→ MATERIAL
-*-*-
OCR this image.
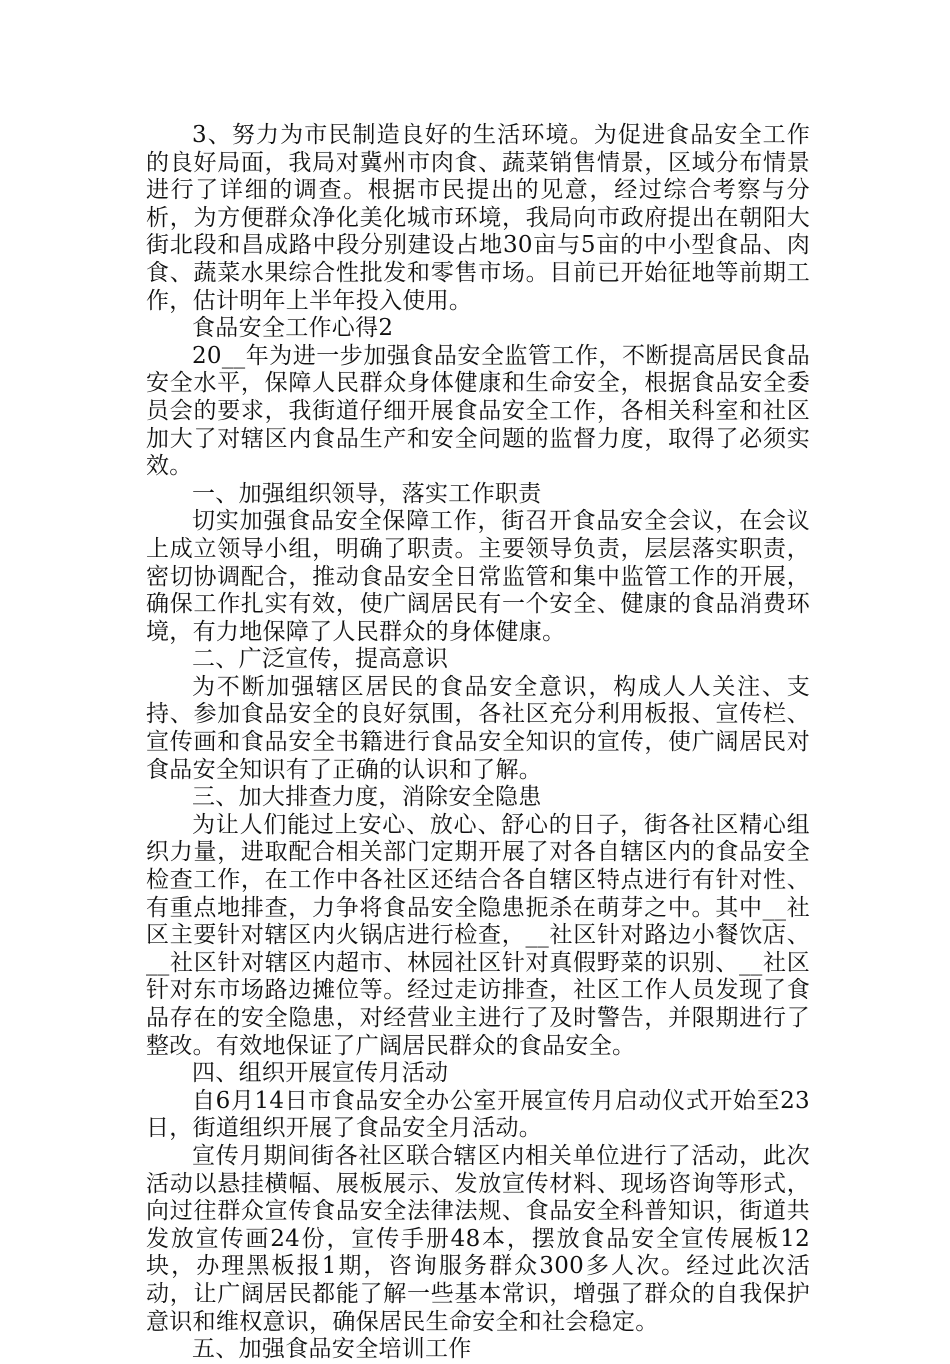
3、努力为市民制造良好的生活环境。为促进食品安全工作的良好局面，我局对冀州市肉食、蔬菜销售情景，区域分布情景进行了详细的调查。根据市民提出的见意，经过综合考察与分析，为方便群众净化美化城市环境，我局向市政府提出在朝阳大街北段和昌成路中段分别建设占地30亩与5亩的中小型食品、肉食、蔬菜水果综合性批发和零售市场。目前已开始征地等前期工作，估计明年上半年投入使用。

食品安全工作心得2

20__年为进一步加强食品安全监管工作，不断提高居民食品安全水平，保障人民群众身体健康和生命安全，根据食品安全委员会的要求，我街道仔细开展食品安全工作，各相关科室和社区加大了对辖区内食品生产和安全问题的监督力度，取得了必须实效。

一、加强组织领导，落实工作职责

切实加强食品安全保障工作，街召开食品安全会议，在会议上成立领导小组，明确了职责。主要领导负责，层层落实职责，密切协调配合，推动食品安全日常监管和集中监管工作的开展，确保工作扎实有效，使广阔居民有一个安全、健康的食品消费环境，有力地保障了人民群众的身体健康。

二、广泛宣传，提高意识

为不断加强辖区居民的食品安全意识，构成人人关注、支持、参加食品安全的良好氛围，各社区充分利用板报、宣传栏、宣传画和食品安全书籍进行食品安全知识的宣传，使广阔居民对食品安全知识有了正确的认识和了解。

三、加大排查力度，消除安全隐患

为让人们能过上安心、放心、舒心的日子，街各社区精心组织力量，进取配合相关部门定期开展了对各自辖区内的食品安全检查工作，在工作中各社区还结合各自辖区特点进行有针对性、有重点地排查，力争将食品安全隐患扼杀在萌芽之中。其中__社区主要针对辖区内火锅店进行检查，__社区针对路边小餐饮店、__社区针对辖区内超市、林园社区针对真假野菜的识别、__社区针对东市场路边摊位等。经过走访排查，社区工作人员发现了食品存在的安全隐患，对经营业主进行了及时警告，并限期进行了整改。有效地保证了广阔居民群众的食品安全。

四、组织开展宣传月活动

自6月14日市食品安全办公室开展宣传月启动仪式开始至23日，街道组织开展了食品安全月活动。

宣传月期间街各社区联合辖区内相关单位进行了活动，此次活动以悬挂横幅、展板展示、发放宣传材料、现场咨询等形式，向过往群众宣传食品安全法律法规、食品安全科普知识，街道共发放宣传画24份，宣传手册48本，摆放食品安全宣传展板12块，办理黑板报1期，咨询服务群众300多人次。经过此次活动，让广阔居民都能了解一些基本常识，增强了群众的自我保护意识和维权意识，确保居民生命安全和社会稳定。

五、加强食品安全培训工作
-*-*-
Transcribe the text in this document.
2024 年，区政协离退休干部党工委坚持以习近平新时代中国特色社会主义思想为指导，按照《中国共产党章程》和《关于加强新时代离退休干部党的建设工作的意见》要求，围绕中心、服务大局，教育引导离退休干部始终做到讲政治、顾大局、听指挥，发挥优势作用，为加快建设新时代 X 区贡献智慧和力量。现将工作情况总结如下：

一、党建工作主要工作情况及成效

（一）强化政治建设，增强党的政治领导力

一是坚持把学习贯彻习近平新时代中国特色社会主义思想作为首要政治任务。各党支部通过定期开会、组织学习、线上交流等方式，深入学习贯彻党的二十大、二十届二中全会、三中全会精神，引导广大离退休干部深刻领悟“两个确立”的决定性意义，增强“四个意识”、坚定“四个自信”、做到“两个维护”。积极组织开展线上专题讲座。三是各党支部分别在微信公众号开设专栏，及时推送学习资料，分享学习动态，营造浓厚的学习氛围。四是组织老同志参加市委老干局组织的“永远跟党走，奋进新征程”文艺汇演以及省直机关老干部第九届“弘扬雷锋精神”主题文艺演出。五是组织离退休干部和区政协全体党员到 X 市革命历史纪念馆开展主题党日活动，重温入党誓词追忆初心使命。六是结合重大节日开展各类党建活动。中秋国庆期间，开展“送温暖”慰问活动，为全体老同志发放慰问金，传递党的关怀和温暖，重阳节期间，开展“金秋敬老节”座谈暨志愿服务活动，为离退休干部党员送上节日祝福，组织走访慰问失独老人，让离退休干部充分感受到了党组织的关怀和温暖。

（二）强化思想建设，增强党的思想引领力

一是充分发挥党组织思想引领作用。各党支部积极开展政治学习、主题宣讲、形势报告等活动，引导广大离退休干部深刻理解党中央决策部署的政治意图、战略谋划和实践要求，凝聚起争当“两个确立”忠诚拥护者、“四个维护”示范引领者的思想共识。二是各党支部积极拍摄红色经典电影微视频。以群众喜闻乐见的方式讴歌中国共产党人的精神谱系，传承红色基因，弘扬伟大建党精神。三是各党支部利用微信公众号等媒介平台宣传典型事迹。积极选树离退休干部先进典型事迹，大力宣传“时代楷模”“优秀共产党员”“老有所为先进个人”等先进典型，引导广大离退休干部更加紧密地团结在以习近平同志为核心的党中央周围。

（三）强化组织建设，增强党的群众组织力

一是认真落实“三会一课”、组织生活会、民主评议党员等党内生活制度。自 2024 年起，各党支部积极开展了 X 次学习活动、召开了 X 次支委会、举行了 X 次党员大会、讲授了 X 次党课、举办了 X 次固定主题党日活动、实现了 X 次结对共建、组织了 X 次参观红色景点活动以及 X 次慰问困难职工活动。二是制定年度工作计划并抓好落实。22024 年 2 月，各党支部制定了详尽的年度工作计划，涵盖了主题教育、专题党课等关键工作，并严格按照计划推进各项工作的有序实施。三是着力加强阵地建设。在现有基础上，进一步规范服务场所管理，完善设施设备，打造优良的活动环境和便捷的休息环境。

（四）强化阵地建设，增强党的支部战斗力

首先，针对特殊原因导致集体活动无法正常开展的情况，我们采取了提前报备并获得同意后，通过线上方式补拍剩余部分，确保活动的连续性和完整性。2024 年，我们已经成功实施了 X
-*-*-
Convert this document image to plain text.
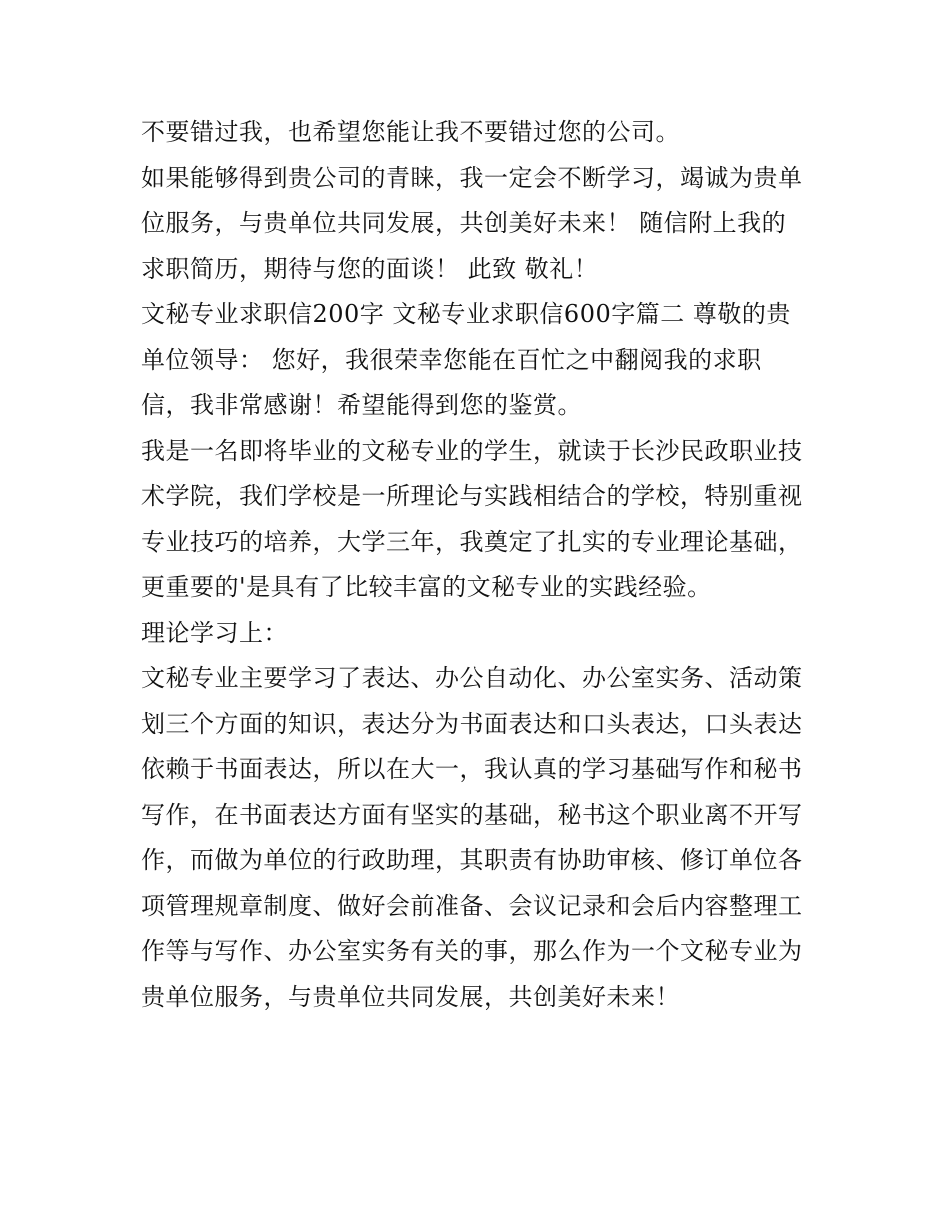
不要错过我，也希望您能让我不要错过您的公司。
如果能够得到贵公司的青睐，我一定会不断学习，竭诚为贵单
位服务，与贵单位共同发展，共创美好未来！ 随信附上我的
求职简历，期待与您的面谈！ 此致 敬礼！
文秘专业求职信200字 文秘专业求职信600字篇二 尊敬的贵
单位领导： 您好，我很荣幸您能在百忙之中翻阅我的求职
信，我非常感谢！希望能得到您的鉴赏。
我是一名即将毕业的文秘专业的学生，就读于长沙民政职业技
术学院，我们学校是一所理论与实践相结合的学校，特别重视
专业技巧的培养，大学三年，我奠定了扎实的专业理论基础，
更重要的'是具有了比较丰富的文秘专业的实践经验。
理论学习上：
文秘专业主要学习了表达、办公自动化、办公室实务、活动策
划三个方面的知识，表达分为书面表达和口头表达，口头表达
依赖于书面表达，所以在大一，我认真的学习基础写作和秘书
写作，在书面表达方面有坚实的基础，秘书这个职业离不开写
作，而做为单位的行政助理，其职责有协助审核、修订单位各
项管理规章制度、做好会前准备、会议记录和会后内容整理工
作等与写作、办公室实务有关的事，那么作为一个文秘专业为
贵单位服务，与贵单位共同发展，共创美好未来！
-*-*-
→ AIM
How many of the lines above include the string "image"? Reply with the number by itself.

→ TASK RESPONSE
2